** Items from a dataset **
* Begin *
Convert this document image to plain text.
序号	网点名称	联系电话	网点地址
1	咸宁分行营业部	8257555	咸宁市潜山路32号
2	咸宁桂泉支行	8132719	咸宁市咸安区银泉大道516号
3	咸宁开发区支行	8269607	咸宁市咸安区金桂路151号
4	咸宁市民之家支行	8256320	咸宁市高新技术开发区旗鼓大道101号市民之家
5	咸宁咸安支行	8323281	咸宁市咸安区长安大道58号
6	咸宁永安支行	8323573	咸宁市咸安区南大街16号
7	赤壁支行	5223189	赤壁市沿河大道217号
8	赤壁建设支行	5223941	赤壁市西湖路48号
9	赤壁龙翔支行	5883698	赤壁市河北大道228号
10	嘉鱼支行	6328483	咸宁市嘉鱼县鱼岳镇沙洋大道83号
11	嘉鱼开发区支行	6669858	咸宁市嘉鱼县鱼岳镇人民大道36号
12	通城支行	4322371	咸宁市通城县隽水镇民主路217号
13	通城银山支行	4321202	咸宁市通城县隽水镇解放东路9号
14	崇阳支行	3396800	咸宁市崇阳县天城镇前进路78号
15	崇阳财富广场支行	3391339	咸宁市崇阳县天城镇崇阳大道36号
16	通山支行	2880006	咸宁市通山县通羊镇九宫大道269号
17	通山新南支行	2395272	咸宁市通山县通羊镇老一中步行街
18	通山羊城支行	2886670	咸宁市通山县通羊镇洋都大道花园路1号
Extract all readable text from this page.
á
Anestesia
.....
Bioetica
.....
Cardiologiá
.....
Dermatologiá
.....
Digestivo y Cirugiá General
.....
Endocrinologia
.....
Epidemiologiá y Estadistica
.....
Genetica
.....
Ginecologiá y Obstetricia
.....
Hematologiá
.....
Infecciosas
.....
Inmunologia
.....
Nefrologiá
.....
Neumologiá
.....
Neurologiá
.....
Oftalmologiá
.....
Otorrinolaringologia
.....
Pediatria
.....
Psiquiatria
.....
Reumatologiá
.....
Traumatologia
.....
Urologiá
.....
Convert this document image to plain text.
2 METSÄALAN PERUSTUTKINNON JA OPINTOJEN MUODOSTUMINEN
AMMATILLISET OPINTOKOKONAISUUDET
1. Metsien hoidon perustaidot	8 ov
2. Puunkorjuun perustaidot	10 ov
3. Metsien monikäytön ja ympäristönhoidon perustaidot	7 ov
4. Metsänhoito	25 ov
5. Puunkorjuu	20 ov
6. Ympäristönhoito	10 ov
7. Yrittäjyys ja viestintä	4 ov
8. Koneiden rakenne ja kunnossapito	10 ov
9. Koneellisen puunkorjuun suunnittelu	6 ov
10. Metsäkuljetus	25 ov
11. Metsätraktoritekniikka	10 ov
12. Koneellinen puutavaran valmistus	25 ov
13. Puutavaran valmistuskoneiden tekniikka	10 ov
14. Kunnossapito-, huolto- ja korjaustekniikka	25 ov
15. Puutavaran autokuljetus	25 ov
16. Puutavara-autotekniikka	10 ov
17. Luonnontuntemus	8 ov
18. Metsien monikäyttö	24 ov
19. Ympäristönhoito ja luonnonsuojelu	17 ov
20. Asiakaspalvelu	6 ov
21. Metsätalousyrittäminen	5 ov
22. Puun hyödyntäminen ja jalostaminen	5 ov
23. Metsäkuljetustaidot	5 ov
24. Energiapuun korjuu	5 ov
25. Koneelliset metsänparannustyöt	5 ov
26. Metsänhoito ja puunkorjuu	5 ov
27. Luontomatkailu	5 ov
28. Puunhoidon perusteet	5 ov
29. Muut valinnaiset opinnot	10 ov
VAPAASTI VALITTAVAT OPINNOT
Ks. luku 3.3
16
* End *
** Exercise **
Repeat every record, exactly as written.

** Written solution **
Convert this document image to plain text.
序号	网点名称	联系电话	网点地址
1	咸宁分行营业部	8257555	咸宁市潜山路32号
2	咸宁桂泉支行	8132719	咸宁市咸安区银泉大道516号
3	咸宁开发区支行	8269607	咸宁市咸安区金桂路151号
4	咸宁市民之家支行	8256320	咸宁市高新技术开发区旗鼓大道101号市民之家
5	咸宁咸安支行	8323281	咸宁市咸安区长安大道58号
6	咸宁永安支行	8323573	咸宁市咸安区南大街16号
7	赤壁支行	5223189	赤壁市沿河大道217号
8	赤壁建设支行	5223941	赤壁市西湖路48号
9	赤壁龙翔支行	5883698	赤壁市河北大道228号
10	嘉鱼支行	6328483	咸宁市嘉鱼县鱼岳镇沙洋大道83号
11	嘉鱼开发区支行	6669858	咸宁市嘉鱼县鱼岳镇人民大道36号
12	通城支行	4322371	咸宁市通城县隽水镇民主路217号
13	通城银山支行	4321202	咸宁市通城县隽水镇解放东路9号
14	崇阳支行	3396800	咸宁市崇阳县天城镇前进路78号
15	崇阳财富广场支行	3391339	咸宁市崇阳县天城镇崇阳大道36号
16	通山支行	2880006	咸宁市通山县通羊镇九宫大道269号
17	通山新南支行	2395272	咸宁市通山县通羊镇老一中步行街
18	通山羊城支行	2886670	咸宁市通山县通羊镇洋都大道花园路1号
Extract all readable text from this page.
á
Anestesia
.....
Bioetica
.....
Cardiologiá
.....
Dermatologiá
.....
Digestivo y Cirugiá General
.....
Endocrinologia
.....
Epidemiologiá y Estadistica
.....
Genetica
.....
Ginecologiá y Obstetricia
.....
Hematologiá
.....
Infecciosas
.....
Inmunologia
.....
Nefrologiá
.....
Neumologiá
.....
Neurologiá
.....
Oftalmologiá
.....
Otorrinolaringologia
.....
Pediatria
.....
Psiquiatria
.....
Reumatologiá
.....
Traumatologia
.....
Urologiá
.....
Convert this document image to plain text.
2 METSÄALAN PERUSTUTKINNON JA OPINTOJEN MUODOSTUMINEN
AMMATILLISET OPINTOKOKONAISUUDET
1. Metsien hoidon perustaidot	8 ov
2. Puunkorjuun perustaidot	10 ov
3. Metsien monikäytön ja ympäristönhoidon perustaidot	7 ov
4. Metsänhoito	25 ov
5. Puunkorjuu	20 ov
6. Ympäristönhoito	10 ov
7. Yrittäjyys ja viestintä	4 ov
8. Koneiden rakenne ja kunnossapito	10 ov
9. Koneellisen puunkorjuun suunnittelu	6 ov
10. Metsäkuljetus	25 ov
11. Metsätraktoritekniikka	10 ov
12. Koneellinen puutavaran valmistus	25 ov
13. Puutavaran valmistuskoneiden tekniikka	10 ov
14. Kunnossapito-, huolto- ja korjaustekniikka	25 ov
15. Puutavaran autokuljetus	25 ov
16. Puutavara-autotekniikka	10 ov
17. Luonnontuntemus	8 ov
18. Metsien monikäyttö	24 ov
19. Ympäristönhoito ja luonnonsuojelu	17 ov
20. Asiakaspalvelu	6 ov
21. Metsätalousyrittäminen	5 ov
22. Puun hyödyntäminen ja jalostaminen	5 ov
23. Metsäkuljetustaidot	5 ov
24. Energiapuun korjuu	5 ov
25. Koneelliset metsänparannustyöt	5 ov
26. Metsänhoito ja puunkorjuu	5 ov
27. Luontomatkailu	5 ov
28. Puunhoidon perusteet	5 ov
29. Muut valinnaiset opinnot	10 ov
VAPAASTI VALITTAVAT OPINNOT
Ks. luku 3.3
16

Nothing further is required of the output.